What is being asked
Look through the data below and return each line where "SPOT" appears.

═════ Records provided ═════

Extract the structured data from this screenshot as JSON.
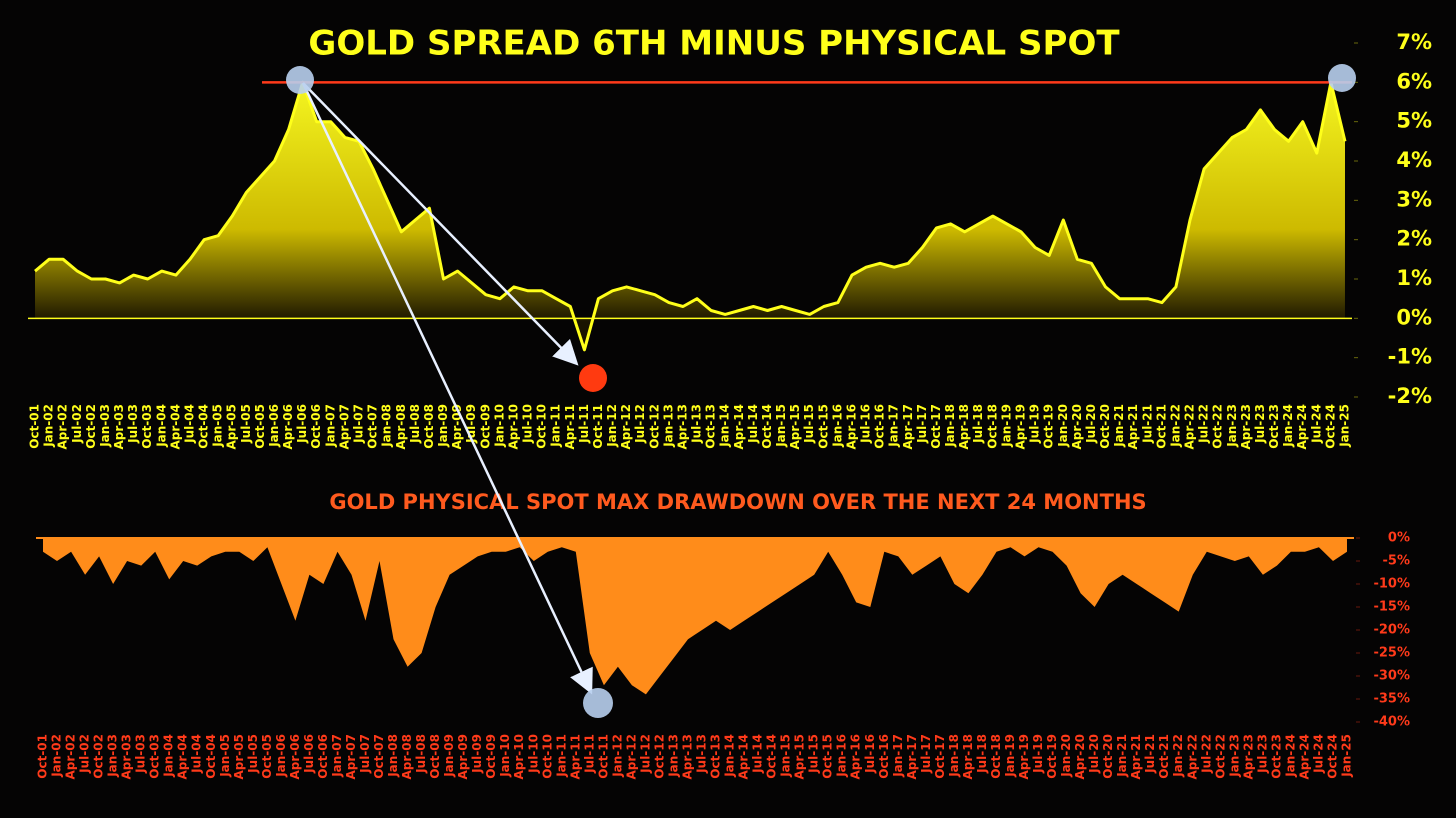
{
  "chart_data": [
    {
      "type": "area",
      "title": "GOLD SPREAD 6TH MINUS PHYSICAL SPOT",
      "color": "#ffff1a",
      "reference_line": 6,
      "categories": [
        "Oct-01",
        "Jan-02",
        "Apr-02",
        "Jul-02",
        "Oct-02",
        "Jan-03",
        "Apr-03",
        "Jul-03",
        "Oct-03",
        "Jan-04",
        "Apr-04",
        "Jul-04",
        "Oct-04",
        "Jan-05",
        "Apr-05",
        "Jul-05",
        "Oct-05",
        "Jan-06",
        "Apr-06",
        "Jul-06",
        "Oct-06",
        "Jan-07",
        "Apr-07",
        "Jul-07",
        "Oct-07",
        "Jan-08",
        "Apr-08",
        "Jul-08",
        "Oct-08",
        "Jan-09",
        "Apr-09",
        "Jul-09",
        "Oct-09",
        "Jan-10",
        "Apr-10",
        "Jul-10",
        "Oct-10",
        "Jan-11",
        "Apr-11",
        "Jul-11",
        "Oct-11",
        "Jan-12",
        "Apr-12",
        "Jul-12",
        "Oct-12",
        "Jan-13",
        "Apr-13",
        "Jul-13",
        "Oct-13",
        "Jan-14",
        "Apr-14",
        "Jul-14",
        "Oct-14",
        "Jan-15",
        "Apr-15",
        "Jul-15",
        "Oct-15",
        "Jan-16",
        "Apr-16",
        "Jul-16",
        "Oct-16",
        "Jan-17",
        "Apr-17",
        "Jul-17",
        "Oct-17",
        "Jan-18",
        "Apr-18",
        "Jul-18",
        "Oct-18",
        "Jan-19",
        "Apr-19",
        "Jul-19",
        "Oct-19",
        "Jan-20",
        "Apr-20",
        "Jul-20",
        "Oct-20",
        "Jan-21",
        "Apr-21",
        "Jul-21",
        "Oct-21",
        "Jan-22",
        "Apr-22",
        "Jul-22",
        "Oct-22",
        "Jan-23",
        "Apr-23",
        "Jul-23",
        "Oct-23",
        "Jan-24",
        "Apr-24",
        "Jul-24",
        "Oct-24",
        "Jan-25"
      ],
      "values": [
        1.2,
        1.5,
        1.5,
        1.2,
        1.0,
        1.0,
        0.9,
        1.1,
        1.0,
        1.2,
        1.1,
        1.5,
        2.0,
        2.1,
        2.6,
        3.2,
        3.6,
        4.0,
        4.8,
        6.0,
        5.0,
        5.0,
        4.6,
        4.5,
        3.8,
        3.0,
        2.2,
        2.5,
        2.8,
        1.0,
        1.2,
        0.9,
        0.6,
        0.5,
        0.8,
        0.7,
        0.7,
        0.5,
        0.3,
        -0.8,
        0.5,
        0.7,
        0.8,
        0.7,
        0.6,
        0.4,
        0.3,
        0.5,
        0.2,
        0.1,
        0.2,
        0.3,
        0.2,
        0.3,
        0.2,
        0.1,
        0.3,
        0.4,
        1.1,
        1.3,
        1.4,
        1.3,
        1.4,
        1.8,
        2.3,
        2.4,
        2.2,
        2.4,
        2.6,
        2.4,
        2.2,
        1.8,
        1.6,
        2.5,
        1.5,
        1.4,
        0.8,
        0.5,
        0.5,
        0.5,
        0.4,
        0.8,
        2.5,
        3.8,
        4.2,
        4.6,
        4.8,
        5.3,
        4.8,
        4.5,
        5.0,
        4.2,
        6.0,
        4.5
      ],
      "ylim": [
        -2,
        7
      ],
      "yticks": [
        {
          "value": 7,
          "label": "7%"
        },
        {
          "value": 6,
          "label": "6%"
        },
        {
          "value": 5,
          "label": "5%"
        },
        {
          "value": 4,
          "label": "4%"
        },
        {
          "value": 3,
          "label": "3%"
        },
        {
          "value": 2,
          "label": "2%"
        },
        {
          "value": 1,
          "label": "1%"
        },
        {
          "value": 0,
          "label": "0%"
        },
        {
          "value": -1,
          "label": "-1%"
        },
        {
          "value": -2,
          "label": "-2%"
        }
      ]
    },
    {
      "type": "drawdown",
      "title": "GOLD PHYSICAL SPOT MAX DRAWDOWN OVER THE NEXT 24 MONTHS",
      "color": "#ff8c1a",
      "categories": [
        "Oct-01",
        "Jan-02",
        "Apr-02",
        "Jul-02",
        "Oct-02",
        "Jan-03",
        "Apr-03",
        "Jul-03",
        "Oct-03",
        "Jan-04",
        "Apr-04",
        "Jul-04",
        "Oct-04",
        "Jan-05",
        "Apr-05",
        "Jul-05",
        "Oct-05",
        "Jan-06",
        "Apr-06",
        "Jul-06",
        "Oct-06",
        "Jan-07",
        "Apr-07",
        "Jul-07",
        "Oct-07",
        "Jan-08",
        "Apr-08",
        "Jul-08",
        "Oct-08",
        "Jan-09",
        "Apr-09",
        "Jul-09",
        "Oct-09",
        "Jan-10",
        "Apr-10",
        "Jul-10",
        "Oct-10",
        "Jan-11",
        "Apr-11",
        "Jul-11",
        "Oct-11",
        "Jan-12",
        "Apr-12",
        "Jul-12",
        "Oct-12",
        "Jan-13",
        "Apr-13",
        "Jul-13",
        "Oct-13",
        "Jan-14",
        "Apr-14",
        "Jul-14",
        "Oct-14",
        "Jan-15",
        "Apr-15",
        "Jul-15",
        "Oct-15",
        "Jan-16",
        "Apr-16",
        "Jul-16",
        "Oct-16",
        "Jan-17",
        "Apr-17",
        "Jul-17",
        "Oct-17",
        "Jan-18",
        "Apr-18",
        "Jul-18",
        "Oct-18",
        "Jan-19",
        "Apr-19",
        "Jul-19",
        "Oct-19",
        "Jan-20",
        "Apr-20",
        "Jul-20",
        "Oct-20",
        "Jan-21",
        "Apr-21",
        "Jul-21",
        "Oct-21",
        "Jan-22",
        "Apr-22",
        "Jul-22",
        "Oct-22",
        "Jan-23",
        "Apr-23",
        "Jul-23",
        "Oct-23",
        "Jan-24",
        "Apr-24",
        "Jul-24",
        "Oct-24",
        "Jan-25"
      ],
      "values": [
        -3,
        -5,
        -3,
        -8,
        -4,
        -10,
        -5,
        -6,
        -3,
        -9,
        -5,
        -6,
        -4,
        -3,
        -3,
        -5,
        -2,
        -10,
        -18,
        -8,
        -10,
        -3,
        -8,
        -18,
        -5,
        -22,
        -28,
        -25,
        -15,
        -8,
        -6,
        -4,
        -3,
        -3,
        -2,
        -5,
        -3,
        -2,
        -3,
        -25,
        -32,
        -28,
        -32,
        -34,
        -30,
        -26,
        -22,
        -20,
        -18,
        -20,
        -18,
        -16,
        -14,
        -12,
        -10,
        -8,
        -3,
        -8,
        -14,
        -15,
        -3,
        -4,
        -8,
        -6,
        -4,
        -10,
        -12,
        -8,
        -3,
        -2,
        -4,
        -2,
        -3,
        -6,
        -12,
        -15,
        -10,
        -8,
        -10,
        -12,
        -14,
        -16,
        -8,
        -3,
        -4,
        -5,
        -4,
        -8,
        -6,
        -3,
        -3,
        -2,
        -5,
        -3
      ],
      "ylim": [
        -40,
        0
      ],
      "yticks": [
        {
          "value": 0,
          "label": "0%"
        },
        {
          "value": -5,
          "label": "-5%"
        },
        {
          "value": -10,
          "label": "-10%"
        },
        {
          "value": -15,
          "label": "-15%"
        },
        {
          "value": -20,
          "label": "-20%"
        },
        {
          "value": -25,
          "label": "-25%"
        },
        {
          "value": -30,
          "label": "-30%"
        },
        {
          "value": -35,
          "label": "-35%"
        },
        {
          "value": -40,
          "label": "-40%"
        }
      ]
    }
  ]
}
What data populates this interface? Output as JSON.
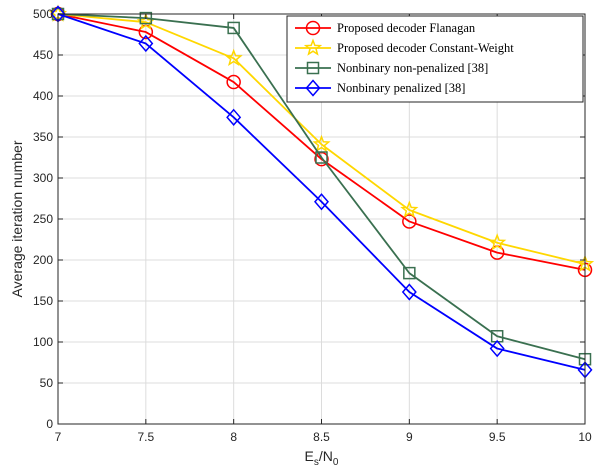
{
  "chart_data": {
    "type": "line",
    "title": "",
    "xlabel": "E",
    "xlabel_sub_s": "s",
    "xlabel_slash": "/N",
    "xlabel_sub_0": "0",
    "ylabel": "Average iteration number",
    "xlim": [
      7,
      10
    ],
    "ylim": [
      0,
      500
    ],
    "x_ticks": [
      "7",
      "7.5",
      "8",
      "8.5",
      "9",
      "9.5",
      "10"
    ],
    "y_ticks": [
      "0",
      "50",
      "100",
      "150",
      "200",
      "250",
      "300",
      "350",
      "400",
      "450",
      "500"
    ],
    "grid": true,
    "legend_position": "top-right",
    "x": [
      7,
      7.5,
      8,
      8.5,
      9,
      9.5,
      10
    ],
    "series": [
      {
        "name": "Proposed decoder Flanagan",
        "color": "#ff0000",
        "marker": "circle",
        "values": [
          500,
          478,
          417,
          323,
          247,
          209,
          188
        ]
      },
      {
        "name": "Proposed decoder Constant-Weight",
        "color": "#ffd700",
        "marker": "star",
        "values": [
          500,
          490,
          446,
          341,
          261,
          221,
          195
        ]
      },
      {
        "name": "Nonbinary non-penalized [38]",
        "color": "#3a7050",
        "marker": "square",
        "values": [
          500,
          495,
          483,
          325,
          184,
          107,
          79
        ]
      },
      {
        "name": "Nonbinary penalized [38]",
        "color": "#0000ff",
        "marker": "diamond",
        "values": [
          500,
          464,
          374,
          271,
          161,
          92,
          66
        ]
      }
    ]
  }
}
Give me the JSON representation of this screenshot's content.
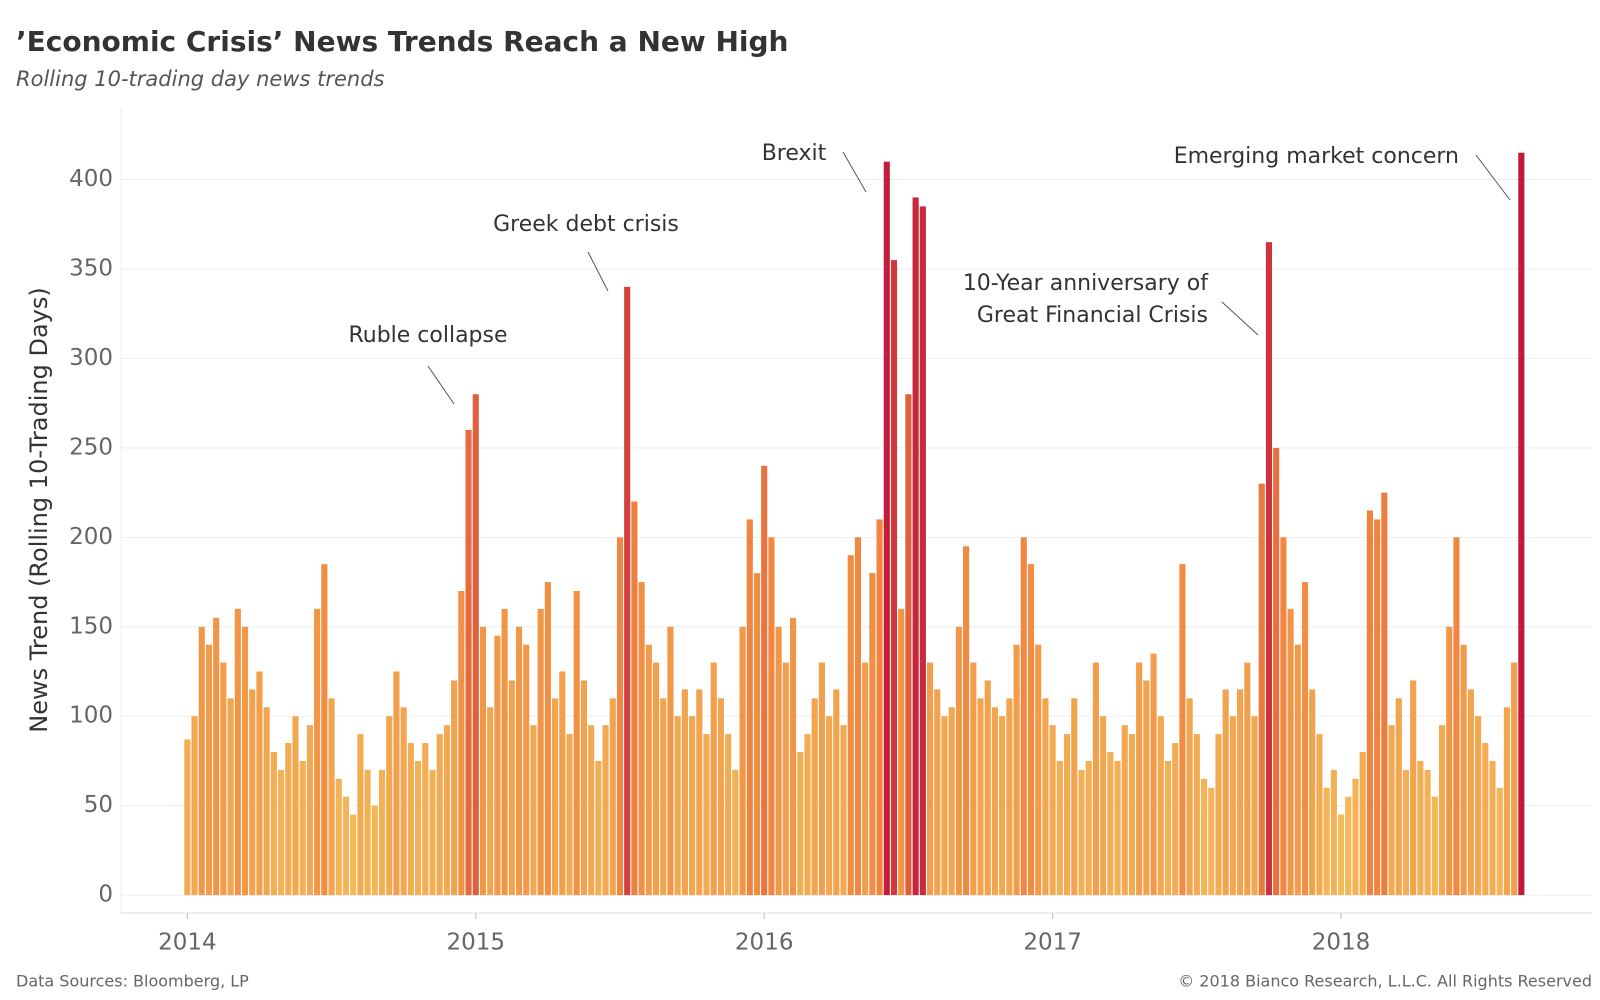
{
  "chart_data": {
    "type": "bar",
    "title": "’Economic Crisis’ News Trends Reach a New High",
    "subtitle": "Rolling 10-trading day news trends",
    "y_label": "News Trend (Rolling 10-Trading Days)",
    "source": "Data Sources: Bloomberg, LP",
    "copyright": "© 2018 Bianco Research, L.L.C. All Rights Reserved",
    "annotations": [
      "Ruble collapse",
      "Greek debt crisis",
      "Brexit",
      "10-Year anniversary of",
      "Great Financial Crisis",
      "Emerging market concern"
    ],
    "color_stops": [
      "#f5c760",
      "#f0853f",
      "#c1173b"
    ],
    "grid": true,
    "xlim": [
      2013.77,
      2018.87
    ],
    "xticks": [
      2014,
      2015,
      2016,
      2017,
      2018
    ],
    "ylim": [
      -10,
      440
    ],
    "yticks": [
      0,
      50,
      100,
      150,
      200,
      250,
      300,
      350,
      400
    ],
    "x": [
      2014.0,
      2014.025,
      2014.05,
      2014.075,
      2014.1,
      2014.125,
      2014.15,
      2014.175,
      2014.2,
      2014.225,
      2014.25,
      2014.275,
      2014.3,
      2014.325,
      2014.35,
      2014.375,
      2014.4,
      2014.425,
      2014.45,
      2014.475,
      2014.5,
      2014.525,
      2014.55,
      2014.575,
      2014.6,
      2014.625,
      2014.65,
      2014.675,
      2014.7,
      2014.725,
      2014.75,
      2014.775,
      2014.8,
      2014.825,
      2014.85,
      2014.875,
      2014.9,
      2014.925,
      2014.95,
      2014.975,
      2015.0,
      2015.025,
      2015.05,
      2015.075,
      2015.1,
      2015.125,
      2015.15,
      2015.175,
      2015.2,
      2015.225,
      2015.25,
      2015.275,
      2015.3,
      2015.325,
      2015.35,
      2015.375,
      2015.4,
      2015.425,
      2015.45,
      2015.475,
      2015.5,
      2015.525,
      2015.55,
      2015.575,
      2015.6,
      2015.625,
      2015.65,
      2015.675,
      2015.7,
      2015.725,
      2015.75,
      2015.775,
      2015.8,
      2015.825,
      2015.85,
      2015.875,
      2015.9,
      2015.925,
      2015.95,
      2015.975,
      2016.0,
      2016.025,
      2016.05,
      2016.075,
      2016.1,
      2016.125,
      2016.15,
      2016.175,
      2016.2,
      2016.225,
      2016.25,
      2016.275,
      2016.3,
      2016.325,
      2016.35,
      2016.375,
      2016.4,
      2016.425,
      2016.45,
      2016.475,
      2016.5,
      2016.525,
      2016.55,
      2016.575,
      2016.6,
      2016.625,
      2016.65,
      2016.675,
      2016.7,
      2016.725,
      2016.75,
      2016.775,
      2016.8,
      2016.825,
      2016.85,
      2016.875,
      2016.9,
      2016.925,
      2016.95,
      2016.975,
      2017.0,
      2017.025,
      2017.05,
      2017.075,
      2017.1,
      2017.125,
      2017.15,
      2017.175,
      2017.2,
      2017.225,
      2017.25,
      2017.275,
      2017.3,
      2017.325,
      2017.35,
      2017.375,
      2017.4,
      2017.425,
      2017.45,
      2017.475,
      2017.5,
      2017.525,
      2017.55,
      2017.575,
      2017.6,
      2017.625,
      2017.65,
      2017.675,
      2017.7,
      2017.725,
      2017.75,
      2017.775,
      2017.8,
      2017.825,
      2017.85,
      2017.875,
      2017.9,
      2017.925,
      2017.95,
      2017.975,
      2018.0,
      2018.025,
      2018.05,
      2018.075,
      2018.1,
      2018.125,
      2018.15,
      2018.175,
      2018.2,
      2018.225,
      2018.25,
      2018.275,
      2018.3,
      2018.325,
      2018.35,
      2018.375,
      2018.4,
      2018.425,
      2018.45,
      2018.475,
      2018.5,
      2018.525,
      2018.55,
      2018.575,
      2018.6,
      2018.625
    ],
    "values": [
      87,
      100,
      150,
      140,
      155,
      130,
      110,
      160,
      150,
      115,
      125,
      105,
      80,
      70,
      85,
      100,
      75,
      95,
      160,
      185,
      110,
      65,
      55,
      45,
      90,
      70,
      50,
      70,
      100,
      125,
      105,
      85,
      75,
      85,
      70,
      90,
      95,
      120,
      170,
      260,
      280,
      150,
      105,
      145,
      160,
      120,
      150,
      140,
      95,
      160,
      175,
      110,
      125,
      90,
      170,
      120,
      95,
      75,
      95,
      110,
      200,
      340,
      220,
      175,
      140,
      130,
      110,
      150,
      100,
      115,
      100,
      115,
      90,
      130,
      110,
      90,
      70,
      150,
      210,
      180,
      240,
      200,
      150,
      130,
      155,
      80,
      90,
      110,
      130,
      100,
      115,
      95,
      190,
      200,
      130,
      180,
      210,
      410,
      355,
      160,
      280,
      390,
      385,
      130,
      115,
      100,
      105,
      150,
      195,
      130,
      110,
      120,
      105,
      100,
      110,
      140,
      200,
      185,
      140,
      110,
      95,
      75,
      90,
      110,
      70,
      75,
      130,
      100,
      80,
      75,
      95,
      90,
      130,
      120,
      135,
      100,
      75,
      85,
      185,
      110,
      90,
      65,
      60,
      90,
      115,
      100,
      115,
      130,
      100,
      230,
      365,
      250,
      200,
      160,
      140,
      175,
      115,
      90,
      60,
      70,
      45,
      55,
      65,
      80,
      215,
      210,
      225,
      95,
      110,
      70,
      120,
      75,
      70,
      55,
      95,
      150,
      200,
      140,
      115,
      100,
      85,
      75,
      60,
      105,
      130,
      415
    ]
  }
}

═════

In response
      "title": "GOLD SPREAD 6TH MINUS PHYSICAL SPOT",
      "title": "GOLD PHYSICAL SPOT MAX DRAWDOWN OVER THE NEXT 24 MONTHS",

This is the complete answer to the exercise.